## Task:
Rewrite every item below, changing each occurrence of "document-icon" to "file-icon" and leaving all else unchanged. Omit the pictures from your answer.

• • • •

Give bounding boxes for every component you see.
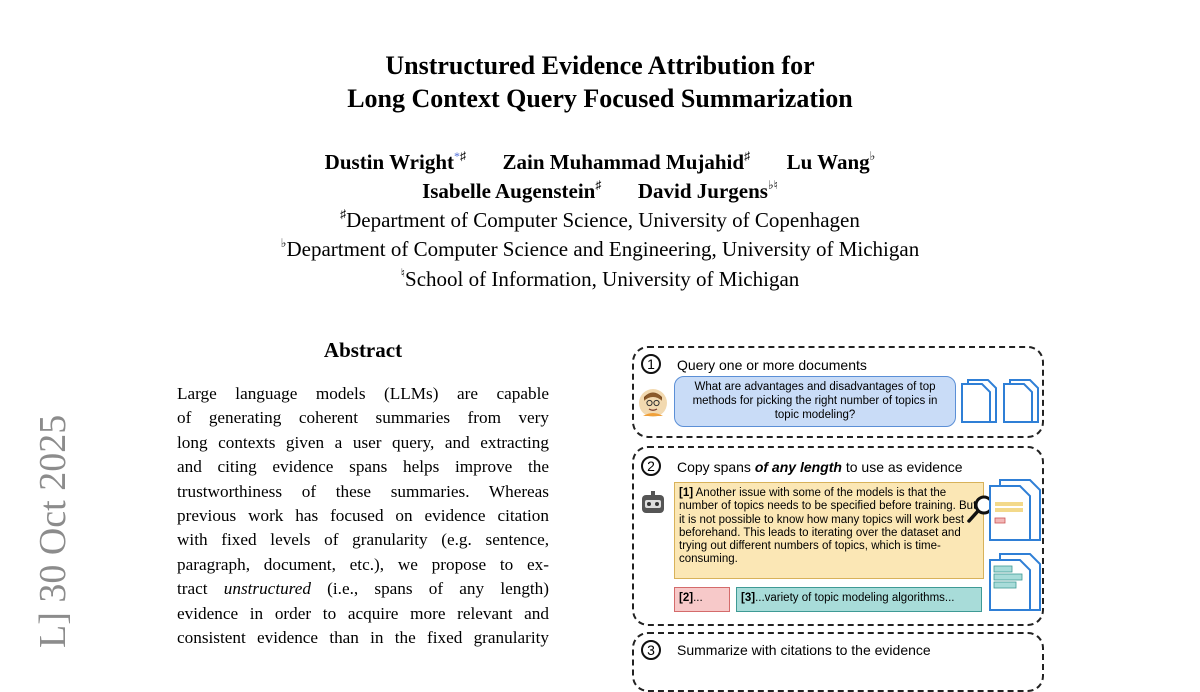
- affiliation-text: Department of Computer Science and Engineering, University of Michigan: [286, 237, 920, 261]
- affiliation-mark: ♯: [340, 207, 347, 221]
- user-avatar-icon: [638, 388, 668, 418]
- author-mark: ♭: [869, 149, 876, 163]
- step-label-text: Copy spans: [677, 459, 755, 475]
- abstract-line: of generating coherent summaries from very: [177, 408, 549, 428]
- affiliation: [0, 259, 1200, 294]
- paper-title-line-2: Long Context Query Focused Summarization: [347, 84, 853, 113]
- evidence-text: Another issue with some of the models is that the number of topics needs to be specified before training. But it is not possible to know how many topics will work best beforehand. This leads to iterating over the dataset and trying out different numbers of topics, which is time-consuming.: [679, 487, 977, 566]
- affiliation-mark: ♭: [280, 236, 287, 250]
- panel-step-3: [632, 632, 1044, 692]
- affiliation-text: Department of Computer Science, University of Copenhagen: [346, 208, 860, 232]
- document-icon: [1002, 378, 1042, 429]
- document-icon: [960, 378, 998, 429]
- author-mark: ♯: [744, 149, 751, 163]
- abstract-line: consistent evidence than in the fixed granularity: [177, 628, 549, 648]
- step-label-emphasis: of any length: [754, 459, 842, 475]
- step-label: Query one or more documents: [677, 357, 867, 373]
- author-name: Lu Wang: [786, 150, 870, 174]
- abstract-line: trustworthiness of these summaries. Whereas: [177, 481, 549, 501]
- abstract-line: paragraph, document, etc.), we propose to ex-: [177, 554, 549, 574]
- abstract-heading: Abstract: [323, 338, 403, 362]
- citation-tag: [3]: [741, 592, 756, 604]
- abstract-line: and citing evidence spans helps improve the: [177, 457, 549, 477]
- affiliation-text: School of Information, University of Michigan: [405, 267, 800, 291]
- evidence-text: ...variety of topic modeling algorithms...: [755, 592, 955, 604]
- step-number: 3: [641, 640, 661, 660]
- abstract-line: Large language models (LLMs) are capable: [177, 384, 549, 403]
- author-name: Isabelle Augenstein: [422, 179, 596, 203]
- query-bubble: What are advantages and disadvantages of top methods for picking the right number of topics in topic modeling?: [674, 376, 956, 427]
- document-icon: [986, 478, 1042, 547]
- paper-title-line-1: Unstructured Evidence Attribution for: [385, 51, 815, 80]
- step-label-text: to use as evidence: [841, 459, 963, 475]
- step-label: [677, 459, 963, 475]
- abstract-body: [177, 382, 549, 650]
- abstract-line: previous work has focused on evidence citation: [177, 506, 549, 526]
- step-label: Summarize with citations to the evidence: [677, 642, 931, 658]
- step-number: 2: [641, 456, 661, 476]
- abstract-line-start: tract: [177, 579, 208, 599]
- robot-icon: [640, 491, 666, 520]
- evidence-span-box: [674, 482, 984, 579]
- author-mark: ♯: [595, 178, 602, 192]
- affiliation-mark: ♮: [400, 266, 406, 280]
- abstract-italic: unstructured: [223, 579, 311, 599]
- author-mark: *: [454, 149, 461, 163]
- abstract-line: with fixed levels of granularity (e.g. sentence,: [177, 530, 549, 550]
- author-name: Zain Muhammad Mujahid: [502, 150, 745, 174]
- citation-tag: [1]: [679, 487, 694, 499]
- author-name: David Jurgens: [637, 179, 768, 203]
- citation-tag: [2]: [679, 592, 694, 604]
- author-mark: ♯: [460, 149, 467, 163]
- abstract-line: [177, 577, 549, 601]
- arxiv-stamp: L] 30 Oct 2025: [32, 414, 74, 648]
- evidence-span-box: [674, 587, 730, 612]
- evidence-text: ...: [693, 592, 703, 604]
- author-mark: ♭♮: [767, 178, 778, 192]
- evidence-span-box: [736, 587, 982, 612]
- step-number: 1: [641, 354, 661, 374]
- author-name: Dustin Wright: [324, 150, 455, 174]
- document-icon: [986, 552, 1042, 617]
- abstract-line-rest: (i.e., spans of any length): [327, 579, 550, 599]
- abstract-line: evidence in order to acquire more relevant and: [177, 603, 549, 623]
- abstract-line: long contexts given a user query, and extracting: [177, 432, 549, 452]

• • • •

## Written response:
Give bounding boxes for every component you see.
- affiliation-text: Department of Computer Science and Engineering, University of Michigan: [286, 237, 920, 261]
- affiliation-mark: ♯: [340, 207, 347, 221]
- user-avatar-icon: [638, 388, 668, 418]
- author-mark: ♭: [869, 149, 876, 163]
- step-label-text: Copy spans: [677, 459, 755, 475]
- abstract-line: of generating coherent summaries from very: [177, 408, 549, 428]
- affiliation: [0, 259, 1200, 294]
- paper-title-line-2: Long Context Query Focused Summarization: [347, 84, 853, 113]
- evidence-text: Another issue with some of the models is that the number of topics needs to be specified before training. But it is not possible to know how many topics will work best beforehand. This leads to iterating over the dataset and trying out different numbers of topics, which is time-consuming.: [679, 487, 977, 566]
- affiliation-mark: ♭: [280, 236, 287, 250]
- panel-step-3: [632, 632, 1044, 692]
- affiliation-text: Department of Computer Science, University of Copenhagen: [346, 208, 860, 232]
- file-icon: [1002, 378, 1042, 429]
- file-icon: [960, 378, 998, 429]
- author-mark: ♯: [744, 149, 751, 163]
- abstract-line: consistent evidence than in the fixed granularity: [177, 628, 549, 648]
- step-label-emphasis: of any length: [754, 459, 842, 475]
- step-label: Query one or more documents: [677, 357, 867, 373]
- author-name: Lu Wang: [786, 150, 870, 174]
- abstract-line: trustworthiness of these summaries. Whereas: [177, 481, 549, 501]
- abstract-line: paragraph, document, etc.), we propose to ex-: [177, 554, 549, 574]
- abstract-heading: Abstract: [323, 338, 403, 362]
- citation-tag: [3]: [741, 592, 756, 604]
- abstract-line: and citing evidence spans helps improve the: [177, 457, 549, 477]
- affiliation-text: School of Information, University of Michigan: [405, 267, 800, 291]
- evidence-text: ...variety of topic modeling algorithms...: [755, 592, 955, 604]
- step-number: 3: [641, 640, 661, 660]
- abstract-line: Large language models (LLMs) are capable: [177, 384, 549, 403]
- author-name: Isabelle Augenstein: [422, 179, 596, 203]
- query-bubble: What are advantages and disadvantages of top methods for picking the right number of topics in topic modeling?: [674, 376, 956, 427]
- file-icon: [986, 478, 1042, 547]
- paper-title-line-1: Unstructured Evidence Attribution for: [385, 51, 815, 80]
- step-label-text: to use as evidence: [841, 459, 963, 475]
- step-label: [677, 459, 963, 475]
- abstract-body: [177, 382, 549, 650]
- abstract-line: previous work has focused on evidence citation: [177, 506, 549, 526]
- step-label: Summarize with citations to the evidence: [677, 642, 931, 658]
- step-number: 2: [641, 456, 661, 476]
- abstract-line-start: tract: [177, 579, 208, 599]
- robot-icon: [640, 491, 666, 520]
- evidence-span-box: [674, 482, 984, 579]
- author-mark: ♯: [595, 178, 602, 192]
- affiliation-mark: ♮: [400, 266, 406, 280]
- abstract-italic: unstructured: [223, 579, 311, 599]
- author-mark: *: [454, 149, 461, 163]
- abstract-line: with fixed levels of granularity (e.g. sentence,: [177, 530, 549, 550]
- author-name: Zain Muhammad Mujahid: [502, 150, 745, 174]
- citation-tag: [1]: [679, 487, 694, 499]
- author-name: David Jurgens: [637, 179, 768, 203]
- citation-tag: [2]: [679, 592, 694, 604]
- author-mark: ♯: [460, 149, 467, 163]
- abstract-line: [177, 577, 549, 601]
- arxiv-stamp: L] 30 Oct 2025: [32, 414, 74, 648]
- evidence-span-box: [674, 587, 730, 612]
- evidence-text: ...: [693, 592, 703, 604]
- author-mark: ♭♮: [767, 178, 778, 192]
- evidence-span-box: [736, 587, 982, 612]
- step-number: 1: [641, 354, 661, 374]
- author-name: Dustin Wright: [324, 150, 455, 174]
- file-icon: [986, 552, 1042, 617]
- abstract-line-rest: (i.e., spans of any length): [327, 579, 550, 599]
- abstract-line: evidence in order to acquire more relevant and: [177, 603, 549, 623]
- abstract-line: long contexts given a user query, and extracting: [177, 432, 549, 452]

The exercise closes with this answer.